=== Problem to work on ===
Leave out the pictures and transcribe everything else exactly.

## BEGIN

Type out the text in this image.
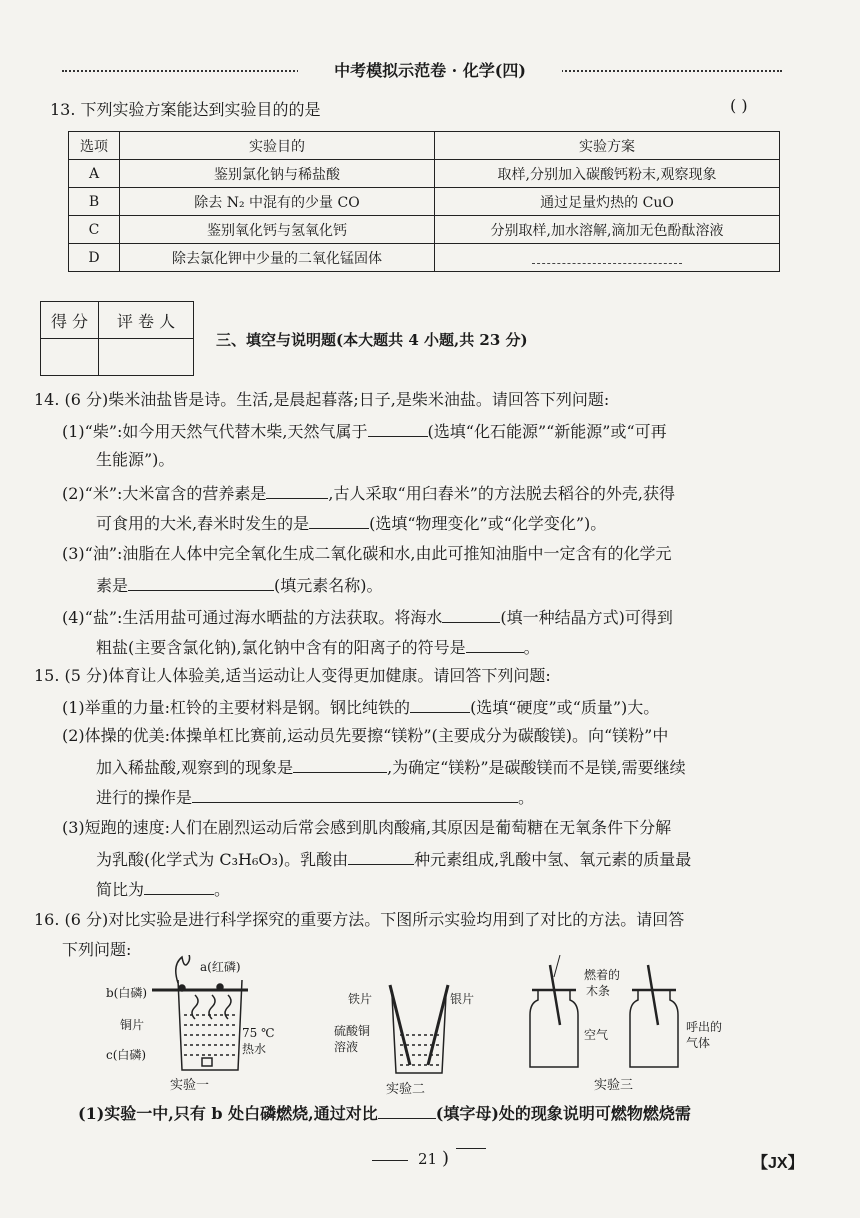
中考模拟示范卷 · 化学(四)
13. 下列实验方案能达到实验目的的是	( )
选项	实验目的	实验方案
A	鉴别氯化钠与稀盐酸	取样,分别加入碳酸钙粉末,观察现象
B	除去 N₂ 中混有的少量 CO	通过足量灼热的 CuO
C	鉴别氧化钙与氢氧化钙	分别取样,加水溶解,滴加无色酚酞溶液
D	除去氯化钾中少量的二氧化锰固体	
得 分	评 卷 人

三、填空与说明题(本大题共 4 小题,共 23 分)
14. (6 分)柴米油盐皆是诗。生活,是晨起暮落;日子,是柴米油盐。请回答下列问题:
(1)“柴”:如今用天然气代替木柴,天然气属于	(选填“化石能源”“新能源”或“可再
生能源”)。
(2)“米”:大米富含的营养素是	,古人采取“用臼舂米”的方法脱去稻谷的外壳,获得
可食用的大米,舂米时发生的是	(选填“物理变化”或“化学变化”)。
(3)“油”:油脂在人体中完全氧化生成二氧化碳和水,由此可推知油脂中一定含有的化学元
素是	(填元素名称)。
(4)“盐”:生活用盐可通过海水晒盐的方法获取。将海水	(填一种结晶方式)可得到
粗盐(主要含氯化钠),氯化钠中含有的阳离子的符号是	。
15. (5 分)体育让人体验美,适当运动让人变得更加健康。请回答下列问题:
(1)举重的力量:杠铃的主要材料是钢。钢比纯铁的	(选填“硬度”或“质量”)大。
(2)体操的优美:体操单杠比赛前,运动员先要擦“镁粉”(主要成分为碳酸镁)。向“镁粉”中
加入稀盐酸,观察到的现象是	,为确定“镁粉”是碳酸镁而不是镁,需要继续
进行的操作是	。
(3)短跑的速度:人们在剧烈运动后常会感到肌肉酸痛,其原因是葡萄糖在无氧条件下分解
为乳酸(化学式为 C₃H₆O₃)。乳酸由	种元素组成,乳酸中氢、氧元素的质量最
简比为	。
16. (6 分)对比实验是进行科学探究的重要方法。下图所示实验均用到了对比的方法。请回答
下列问题:
a(红磷)
b(白磷)
铜片
c(白磷)
75 ℃
热水
实验一
铁片	银片
硫酸铜
溶液
实验二
燃着的
木条
空气
呼出的
气体
实验三
(1)实验一中,只有 b 处白磷燃烧,通过对比	(填字母)处的现象说明可燃物燃烧需
21 )	【JX】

## END

=== Answer below ===
Type out the text in this image.
中考模拟示范卷 · 化学(四)
13. 下列实验方案能达到实验目的的是	( )
选项	实验目的	实验方案
A	鉴别氯化钠与稀盐酸	取样,分别加入碳酸钙粉末,观察现象
B	除去 N₂ 中混有的少量 CO	通过足量灼热的 CuO
C	鉴别氧化钙与氢氧化钙	分别取样,加水溶解,滴加无色酚酞溶液
D	除去氯化钾中少量的二氧化锰固体	
得 分	评 卷 人

三、填空与说明题(本大题共 4 小题,共 23 分)
14. (6 分)柴米油盐皆是诗。生活,是晨起暮落;日子,是柴米油盐。请回答下列问题:
(1)“柴”:如今用天然气代替木柴,天然气属于	(选填“化石能源”“新能源”或“可再
生能源”)。
(2)“米”:大米富含的营养素是	,古人采取“用臼舂米”的方法脱去稻谷的外壳,获得
可食用的大米,舂米时发生的是	(选填“物理变化”或“化学变化”)。
(3)“油”:油脂在人体中完全氧化生成二氧化碳和水,由此可推知油脂中一定含有的化学元
素是	(填元素名称)。
(4)“盐”:生活用盐可通过海水晒盐的方法获取。将海水	(填一种结晶方式)可得到
粗盐(主要含氯化钠),氯化钠中含有的阳离子的符号是	。
15. (5 分)体育让人体验美,适当运动让人变得更加健康。请回答下列问题:
(1)举重的力量:杠铃的主要材料是钢。钢比纯铁的	(选填“硬度”或“质量”)大。
(2)体操的优美:体操单杠比赛前,运动员先要擦“镁粉”(主要成分为碳酸镁)。向“镁粉”中
加入稀盐酸,观察到的现象是	,为确定“镁粉”是碳酸镁而不是镁,需要继续
进行的操作是	。
(3)短跑的速度:人们在剧烈运动后常会感到肌肉酸痛,其原因是葡萄糖在无氧条件下分解
为乳酸(化学式为 C₃H₆O₃)。乳酸由	种元素组成,乳酸中氢、氧元素的质量最
简比为	。
16. (6 分)对比实验是进行科学探究的重要方法。下图所示实验均用到了对比的方法。请回答
下列问题:
a(红磷)
b(白磷)
铜片
c(白磷)
75 ℃
热水
实验一
铁片	银片
硫酸铜
溶液
实验二
燃着的
木条
空气
呼出的
气体
实验三
(1)实验一中,只有 b 处白磷燃烧,通过对比	(填字母)处的现象说明可燃物燃烧需
21 )	【JX】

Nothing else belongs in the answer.